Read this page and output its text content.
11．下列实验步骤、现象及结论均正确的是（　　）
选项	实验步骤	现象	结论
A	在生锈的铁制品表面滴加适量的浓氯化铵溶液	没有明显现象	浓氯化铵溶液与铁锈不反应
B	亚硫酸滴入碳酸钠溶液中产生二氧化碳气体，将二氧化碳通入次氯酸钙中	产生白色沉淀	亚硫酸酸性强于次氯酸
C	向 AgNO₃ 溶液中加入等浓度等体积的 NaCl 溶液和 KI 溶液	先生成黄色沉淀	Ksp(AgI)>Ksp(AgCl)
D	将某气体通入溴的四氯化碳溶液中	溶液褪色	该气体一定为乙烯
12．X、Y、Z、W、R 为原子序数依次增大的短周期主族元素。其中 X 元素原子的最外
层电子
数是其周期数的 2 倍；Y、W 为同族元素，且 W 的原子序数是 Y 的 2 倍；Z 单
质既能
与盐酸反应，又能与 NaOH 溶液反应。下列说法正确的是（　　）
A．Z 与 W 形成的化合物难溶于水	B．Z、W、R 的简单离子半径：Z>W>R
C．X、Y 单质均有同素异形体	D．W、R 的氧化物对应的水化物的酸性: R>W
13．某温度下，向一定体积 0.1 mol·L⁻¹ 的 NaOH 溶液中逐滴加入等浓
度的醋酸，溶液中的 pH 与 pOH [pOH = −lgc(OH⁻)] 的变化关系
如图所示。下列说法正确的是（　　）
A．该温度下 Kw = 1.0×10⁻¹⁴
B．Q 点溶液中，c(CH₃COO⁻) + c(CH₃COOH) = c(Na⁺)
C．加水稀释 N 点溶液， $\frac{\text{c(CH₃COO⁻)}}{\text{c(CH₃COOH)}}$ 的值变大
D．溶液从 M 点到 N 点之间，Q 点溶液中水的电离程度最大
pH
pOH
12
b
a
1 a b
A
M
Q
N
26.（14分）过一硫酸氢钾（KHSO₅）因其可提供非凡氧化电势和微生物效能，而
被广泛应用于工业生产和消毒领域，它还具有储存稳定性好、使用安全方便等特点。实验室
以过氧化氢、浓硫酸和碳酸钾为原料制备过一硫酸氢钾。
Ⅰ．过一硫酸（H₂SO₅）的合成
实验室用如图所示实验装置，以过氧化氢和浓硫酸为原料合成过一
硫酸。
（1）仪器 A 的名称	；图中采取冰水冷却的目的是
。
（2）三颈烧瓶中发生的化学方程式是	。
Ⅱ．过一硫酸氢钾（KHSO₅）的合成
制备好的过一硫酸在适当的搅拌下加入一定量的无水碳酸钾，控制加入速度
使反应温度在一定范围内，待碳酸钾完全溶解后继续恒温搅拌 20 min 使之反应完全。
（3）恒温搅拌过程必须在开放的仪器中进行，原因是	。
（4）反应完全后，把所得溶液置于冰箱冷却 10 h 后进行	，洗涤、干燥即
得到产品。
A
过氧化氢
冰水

==

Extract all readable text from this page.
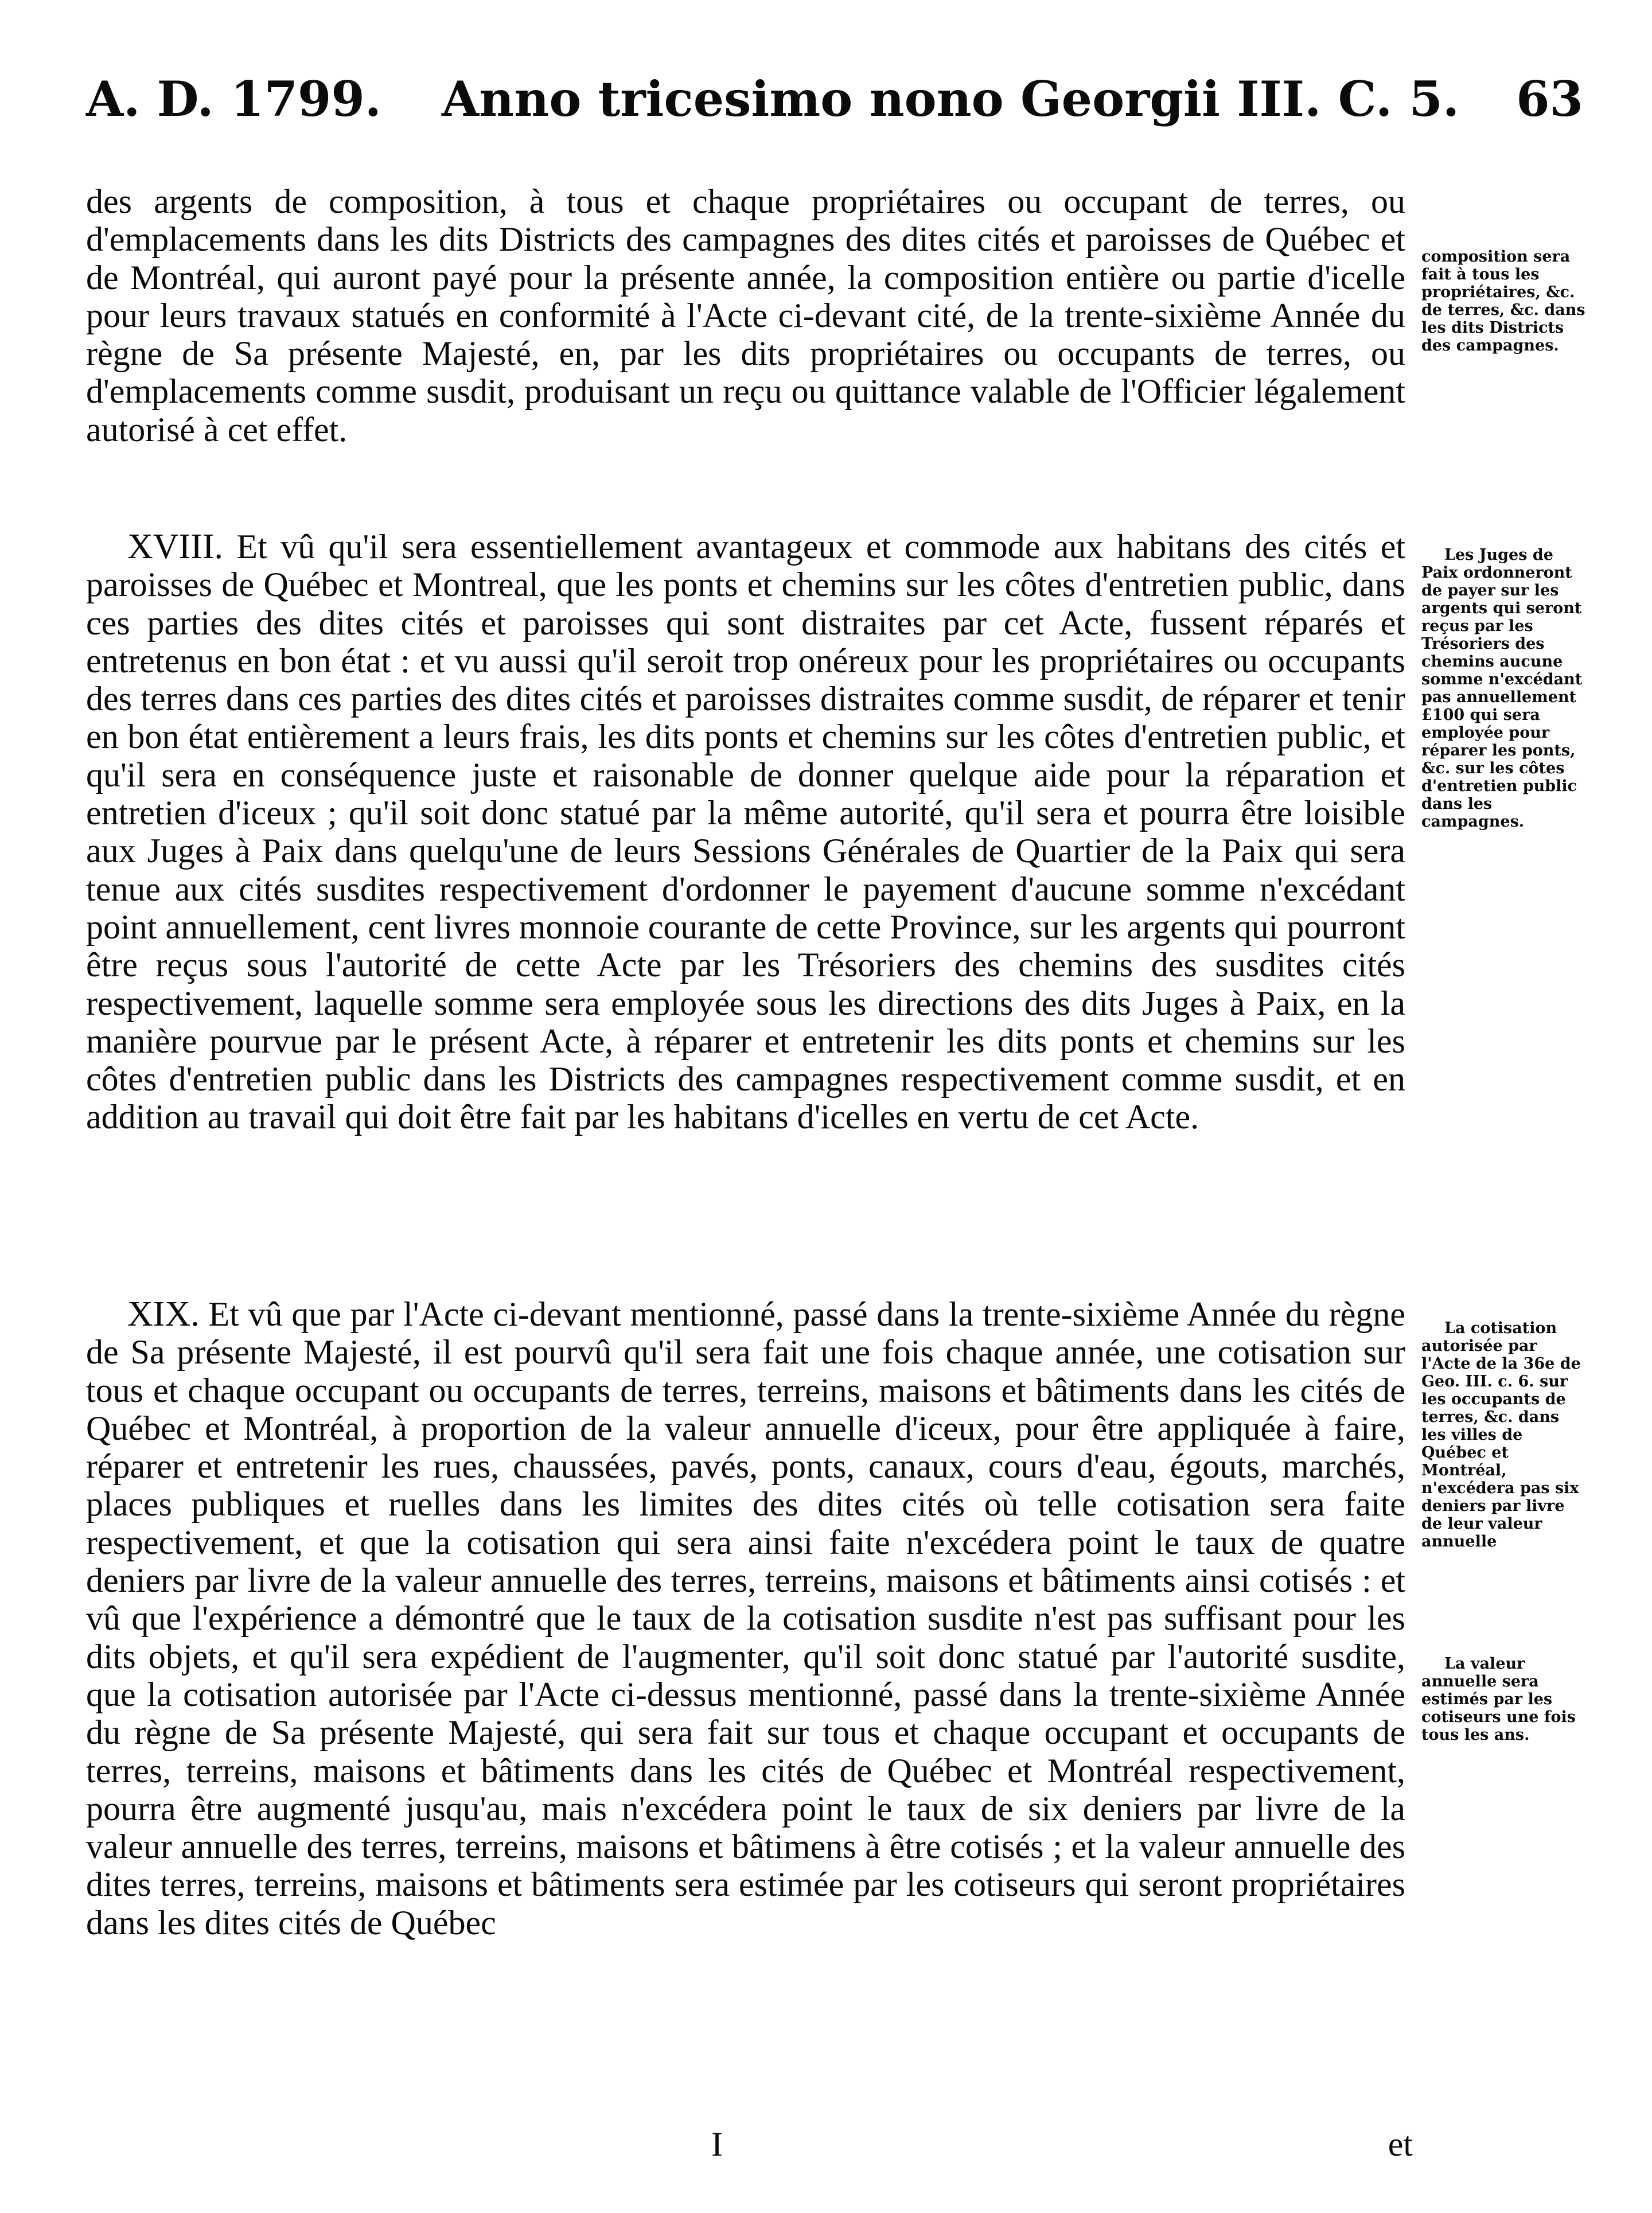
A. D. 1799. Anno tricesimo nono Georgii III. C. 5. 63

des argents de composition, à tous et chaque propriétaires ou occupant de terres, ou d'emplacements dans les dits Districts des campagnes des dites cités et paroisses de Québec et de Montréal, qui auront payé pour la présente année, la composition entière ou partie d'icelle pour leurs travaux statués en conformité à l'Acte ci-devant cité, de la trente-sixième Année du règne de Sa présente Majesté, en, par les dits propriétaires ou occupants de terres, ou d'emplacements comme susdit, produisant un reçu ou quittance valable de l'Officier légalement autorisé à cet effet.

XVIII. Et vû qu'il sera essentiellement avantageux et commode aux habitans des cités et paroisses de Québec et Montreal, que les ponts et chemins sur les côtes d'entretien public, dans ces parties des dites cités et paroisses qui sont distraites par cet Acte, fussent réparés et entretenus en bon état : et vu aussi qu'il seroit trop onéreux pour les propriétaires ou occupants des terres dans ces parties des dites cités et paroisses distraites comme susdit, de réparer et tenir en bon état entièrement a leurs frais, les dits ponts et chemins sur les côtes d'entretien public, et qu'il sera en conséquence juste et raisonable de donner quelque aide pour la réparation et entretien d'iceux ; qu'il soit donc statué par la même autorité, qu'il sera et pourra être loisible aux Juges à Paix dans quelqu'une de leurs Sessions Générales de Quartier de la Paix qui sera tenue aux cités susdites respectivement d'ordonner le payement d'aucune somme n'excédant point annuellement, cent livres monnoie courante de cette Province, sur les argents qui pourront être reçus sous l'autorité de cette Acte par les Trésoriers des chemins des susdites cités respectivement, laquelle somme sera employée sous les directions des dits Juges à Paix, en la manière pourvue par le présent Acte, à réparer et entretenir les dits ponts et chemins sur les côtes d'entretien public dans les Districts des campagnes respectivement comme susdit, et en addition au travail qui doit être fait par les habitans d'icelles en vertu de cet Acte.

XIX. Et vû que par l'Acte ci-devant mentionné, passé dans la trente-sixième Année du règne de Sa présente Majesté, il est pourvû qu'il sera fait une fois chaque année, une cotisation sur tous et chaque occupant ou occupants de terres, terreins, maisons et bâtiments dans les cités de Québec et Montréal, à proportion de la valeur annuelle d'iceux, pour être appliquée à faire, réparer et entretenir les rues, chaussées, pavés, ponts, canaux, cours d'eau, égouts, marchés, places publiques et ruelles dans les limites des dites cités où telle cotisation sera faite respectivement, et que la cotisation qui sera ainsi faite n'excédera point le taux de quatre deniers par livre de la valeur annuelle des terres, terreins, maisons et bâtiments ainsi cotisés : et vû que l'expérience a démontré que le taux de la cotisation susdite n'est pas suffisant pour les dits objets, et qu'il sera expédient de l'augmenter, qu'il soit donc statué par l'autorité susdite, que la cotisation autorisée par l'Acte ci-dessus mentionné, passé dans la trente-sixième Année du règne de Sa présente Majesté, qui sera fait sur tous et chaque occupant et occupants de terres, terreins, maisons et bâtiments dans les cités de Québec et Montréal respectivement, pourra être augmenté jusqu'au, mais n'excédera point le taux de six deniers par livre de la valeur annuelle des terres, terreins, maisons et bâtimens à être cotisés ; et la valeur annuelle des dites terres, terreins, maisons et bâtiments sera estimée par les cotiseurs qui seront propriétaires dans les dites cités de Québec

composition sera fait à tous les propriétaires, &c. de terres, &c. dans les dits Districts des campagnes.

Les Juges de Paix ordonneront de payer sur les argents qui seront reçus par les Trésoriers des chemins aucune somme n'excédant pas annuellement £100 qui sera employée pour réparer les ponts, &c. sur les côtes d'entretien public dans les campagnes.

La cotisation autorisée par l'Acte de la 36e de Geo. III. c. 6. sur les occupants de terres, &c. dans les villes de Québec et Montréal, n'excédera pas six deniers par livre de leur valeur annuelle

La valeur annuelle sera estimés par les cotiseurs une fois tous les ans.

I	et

■ CHALLENGE
Copy each line from the data above that includes "CH₃COO".

■ ANSWER FOR THE TASK
B．Q 点溶液中，c(CH₃COO⁻) + c(CH₃COOH) = c(Na⁺)
C．加水稀释 N 点溶液， $\frac{\text{c(CH₃COO⁻)}}{\text{c(CH₃COOH)}}$ 的值变大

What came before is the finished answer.